> WHAT IS REQUIRED:
Set down every entry again word for word, please, but skip the pictures.

> RECORDS FOR THE TASK:
#####
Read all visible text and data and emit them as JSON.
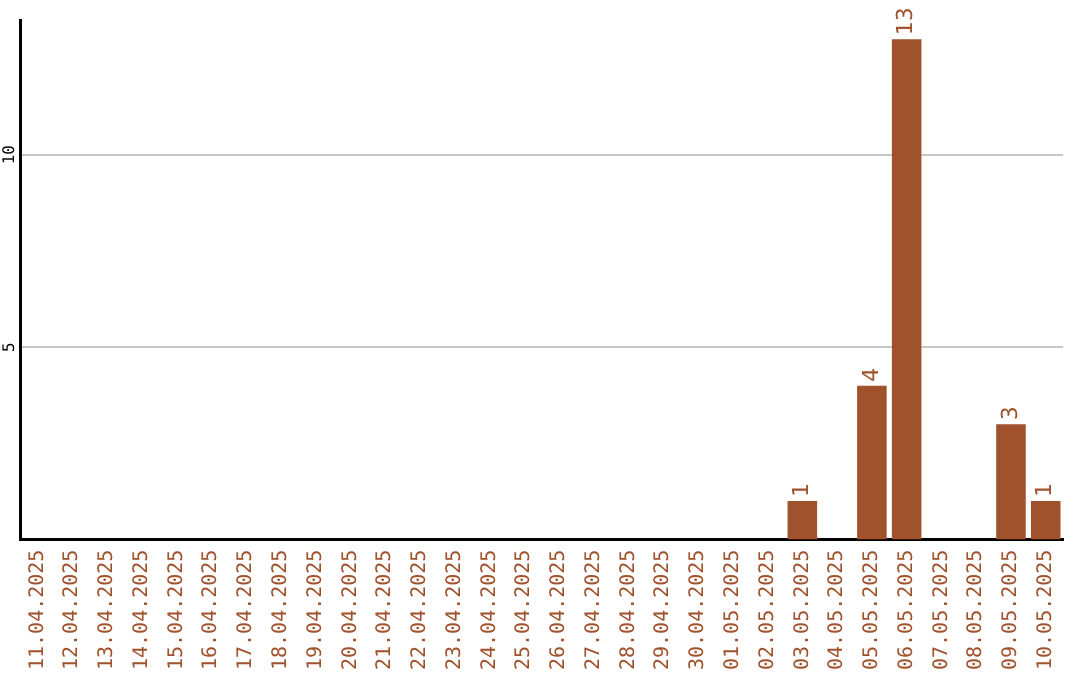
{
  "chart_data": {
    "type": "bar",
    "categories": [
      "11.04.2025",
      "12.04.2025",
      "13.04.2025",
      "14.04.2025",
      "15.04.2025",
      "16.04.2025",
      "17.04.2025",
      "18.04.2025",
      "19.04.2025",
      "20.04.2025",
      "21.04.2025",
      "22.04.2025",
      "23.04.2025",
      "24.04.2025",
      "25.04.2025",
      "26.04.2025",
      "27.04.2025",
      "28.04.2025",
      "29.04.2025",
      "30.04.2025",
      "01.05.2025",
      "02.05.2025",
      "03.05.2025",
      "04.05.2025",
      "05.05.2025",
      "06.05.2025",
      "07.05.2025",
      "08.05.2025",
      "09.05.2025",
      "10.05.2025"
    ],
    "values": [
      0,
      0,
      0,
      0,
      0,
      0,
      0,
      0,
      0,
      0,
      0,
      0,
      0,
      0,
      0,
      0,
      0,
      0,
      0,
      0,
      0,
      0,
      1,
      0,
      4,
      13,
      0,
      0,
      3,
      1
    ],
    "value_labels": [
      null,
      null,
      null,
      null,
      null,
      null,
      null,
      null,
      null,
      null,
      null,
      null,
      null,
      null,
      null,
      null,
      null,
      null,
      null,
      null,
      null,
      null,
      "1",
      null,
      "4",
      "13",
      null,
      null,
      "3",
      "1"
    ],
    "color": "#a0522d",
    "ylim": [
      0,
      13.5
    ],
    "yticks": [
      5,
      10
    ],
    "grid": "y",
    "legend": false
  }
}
#####
> SOLUTION TO THIS EXERCISE:
Read all visible text and data and emit them as JSON.
{
  "chart_data": {
    "type": "bar",
    "categories": [
      "11.04.2025",
      "12.04.2025",
      "13.04.2025",
      "14.04.2025",
      "15.04.2025",
      "16.04.2025",
      "17.04.2025",
      "18.04.2025",
      "19.04.2025",
      "20.04.2025",
      "21.04.2025",
      "22.04.2025",
      "23.04.2025",
      "24.04.2025",
      "25.04.2025",
      "26.04.2025",
      "27.04.2025",
      "28.04.2025",
      "29.04.2025",
      "30.04.2025",
      "01.05.2025",
      "02.05.2025",
      "03.05.2025",
      "04.05.2025",
      "05.05.2025",
      "06.05.2025",
      "07.05.2025",
      "08.05.2025",
      "09.05.2025",
      "10.05.2025"
    ],
    "values": [
      0,
      0,
      0,
      0,
      0,
      0,
      0,
      0,
      0,
      0,
      0,
      0,
      0,
      0,
      0,
      0,
      0,
      0,
      0,
      0,
      0,
      0,
      1,
      0,
      4,
      13,
      0,
      0,
      3,
      1
    ],
    "value_labels": [
      null,
      null,
      null,
      null,
      null,
      null,
      null,
      null,
      null,
      null,
      null,
      null,
      null,
      null,
      null,
      null,
      null,
      null,
      null,
      null,
      null,
      null,
      "1",
      null,
      "4",
      "13",
      null,
      null,
      "3",
      "1"
    ],
    "color": "#a0522d",
    "ylim": [
      0,
      13.5
    ],
    "yticks": [
      5,
      10
    ],
    "grid": "y",
    "legend": false
  }
}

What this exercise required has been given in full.